**GIVEN TASK:**
The entire listing is to be repeated verbatim.

**ROWS:**
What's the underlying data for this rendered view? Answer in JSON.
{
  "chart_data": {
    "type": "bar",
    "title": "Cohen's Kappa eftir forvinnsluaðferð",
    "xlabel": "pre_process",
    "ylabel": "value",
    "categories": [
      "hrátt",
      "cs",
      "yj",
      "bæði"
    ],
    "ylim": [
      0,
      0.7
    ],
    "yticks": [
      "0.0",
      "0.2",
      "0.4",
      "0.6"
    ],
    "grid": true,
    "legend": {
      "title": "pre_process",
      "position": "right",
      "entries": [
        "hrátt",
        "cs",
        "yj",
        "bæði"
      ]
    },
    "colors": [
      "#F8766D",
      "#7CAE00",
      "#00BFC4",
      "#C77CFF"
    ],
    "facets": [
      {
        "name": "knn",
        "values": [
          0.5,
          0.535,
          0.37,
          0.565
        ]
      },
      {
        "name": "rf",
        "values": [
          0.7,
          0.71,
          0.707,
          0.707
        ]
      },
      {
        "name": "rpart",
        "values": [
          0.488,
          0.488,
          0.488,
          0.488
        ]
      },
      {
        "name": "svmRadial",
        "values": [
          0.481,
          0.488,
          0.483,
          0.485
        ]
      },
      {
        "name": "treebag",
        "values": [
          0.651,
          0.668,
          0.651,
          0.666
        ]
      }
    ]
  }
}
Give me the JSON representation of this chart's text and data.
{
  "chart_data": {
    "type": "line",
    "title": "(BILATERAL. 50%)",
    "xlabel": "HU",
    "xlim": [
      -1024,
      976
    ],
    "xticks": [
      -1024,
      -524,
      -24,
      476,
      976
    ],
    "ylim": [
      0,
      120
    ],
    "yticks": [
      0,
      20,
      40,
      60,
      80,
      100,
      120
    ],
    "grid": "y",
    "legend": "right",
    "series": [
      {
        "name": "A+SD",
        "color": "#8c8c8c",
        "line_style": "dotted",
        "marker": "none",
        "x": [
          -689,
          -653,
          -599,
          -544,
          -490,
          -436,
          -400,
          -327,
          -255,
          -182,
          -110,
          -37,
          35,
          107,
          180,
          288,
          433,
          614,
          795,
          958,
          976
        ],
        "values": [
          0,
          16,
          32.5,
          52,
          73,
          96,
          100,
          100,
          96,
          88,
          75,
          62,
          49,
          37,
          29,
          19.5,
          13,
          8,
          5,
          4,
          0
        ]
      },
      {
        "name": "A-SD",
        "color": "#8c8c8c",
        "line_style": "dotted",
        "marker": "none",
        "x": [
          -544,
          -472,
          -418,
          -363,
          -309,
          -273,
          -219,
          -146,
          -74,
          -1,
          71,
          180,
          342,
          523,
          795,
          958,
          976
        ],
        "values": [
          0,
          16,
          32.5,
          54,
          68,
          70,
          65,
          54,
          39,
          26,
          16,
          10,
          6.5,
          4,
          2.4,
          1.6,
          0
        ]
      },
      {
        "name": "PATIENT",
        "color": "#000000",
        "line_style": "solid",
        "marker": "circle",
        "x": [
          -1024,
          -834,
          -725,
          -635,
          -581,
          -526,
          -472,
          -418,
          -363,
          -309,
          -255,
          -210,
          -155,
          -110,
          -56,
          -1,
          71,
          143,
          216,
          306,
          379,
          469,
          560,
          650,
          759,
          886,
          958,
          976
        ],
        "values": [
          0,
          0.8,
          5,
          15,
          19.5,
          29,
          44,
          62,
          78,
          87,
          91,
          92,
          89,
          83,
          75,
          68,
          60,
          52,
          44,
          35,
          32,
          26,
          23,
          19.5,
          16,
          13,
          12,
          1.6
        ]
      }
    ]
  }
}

**WORKED ANSWER:**
What's the underlying data for this rendered view? Answer in JSON.
{
  "chart_data": {
    "type": "bar",
    "title": "Cohen's Kappa eftir forvinnsluaðferð",
    "xlabel": "pre_process",
    "ylabel": "value",
    "categories": [
      "hrátt",
      "cs",
      "yj",
      "bæði"
    ],
    "ylim": [
      0,
      0.7
    ],
    "yticks": [
      "0.0",
      "0.2",
      "0.4",
      "0.6"
    ],
    "grid": true,
    "legend": {
      "title": "pre_process",
      "position": "right",
      "entries": [
        "hrátt",
        "cs",
        "yj",
        "bæði"
      ]
    },
    "colors": [
      "#F8766D",
      "#7CAE00",
      "#00BFC4",
      "#C77CFF"
    ],
    "facets": [
      {
        "name": "knn",
        "values": [
          0.5,
          0.535,
          0.37,
          0.565
        ]
      },
      {
        "name": "rf",
        "values": [
          0.7,
          0.71,
          0.707,
          0.707
        ]
      },
      {
        "name": "rpart",
        "values": [
          0.488,
          0.488,
          0.488,
          0.488
        ]
      },
      {
        "name": "svmRadial",
        "values": [
          0.481,
          0.488,
          0.483,
          0.485
        ]
      },
      {
        "name": "treebag",
        "values": [
          0.651,
          0.668,
          0.651,
          0.666
        ]
      }
    ]
  }
}
Give me the JSON representation of this chart's text and data.
{
  "chart_data": {
    "type": "line",
    "title": "(BILATERAL. 50%)",
    "xlabel": "HU",
    "xlim": [
      -1024,
      976
    ],
    "xticks": [
      -1024,
      -524,
      -24,
      476,
      976
    ],
    "ylim": [
      0,
      120
    ],
    "yticks": [
      0,
      20,
      40,
      60,
      80,
      100,
      120
    ],
    "grid": "y",
    "legend": "right",
    "series": [
      {
        "name": "A+SD",
        "color": "#8c8c8c",
        "line_style": "dotted",
        "marker": "none",
        "x": [
          -689,
          -653,
          -599,
          -544,
          -490,
          -436,
          -400,
          -327,
          -255,
          -182,
          -110,
          -37,
          35,
          107,
          180,
          288,
          433,
          614,
          795,
          958,
          976
        ],
        "values": [
          0,
          16,
          32.5,
          52,
          73,
          96,
          100,
          100,
          96,
          88,
          75,
          62,
          49,
          37,
          29,
          19.5,
          13,
          8,
          5,
          4,
          0
        ]
      },
      {
        "name": "A-SD",
        "color": "#8c8c8c",
        "line_style": "dotted",
        "marker": "none",
        "x": [
          -544,
          -472,
          -418,
          -363,
          -309,
          -273,
          -219,
          -146,
          -74,
          -1,
          71,
          180,
          342,
          523,
          795,
          958,
          976
        ],
        "values": [
          0,
          16,
          32.5,
          54,
          68,
          70,
          65,
          54,
          39,
          26,
          16,
          10,
          6.5,
          4,
          2.4,
          1.6,
          0
        ]
      },
      {
        "name": "PATIENT",
        "color": "#000000",
        "line_style": "solid",
        "marker": "circle",
        "x": [
          -1024,
          -834,
          -725,
          -635,
          -581,
          -526,
          -472,
          -418,
          -363,
          -309,
          -255,
          -210,
          -155,
          -110,
          -56,
          -1,
          71,
          143,
          216,
          306,
          379,
          469,
          560,
          650,
          759,
          886,
          958,
          976
        ],
        "values": [
          0,
          0.8,
          5,
          15,
          19.5,
          29,
          44,
          62,
          78,
          87,
          91,
          92,
          89,
          83,
          75,
          68,
          60,
          52,
          44,
          35,
          32,
          26,
          23,
          19.5,
          16,
          13,
          12,
          1.6
        ]
      }
    ]
  }
}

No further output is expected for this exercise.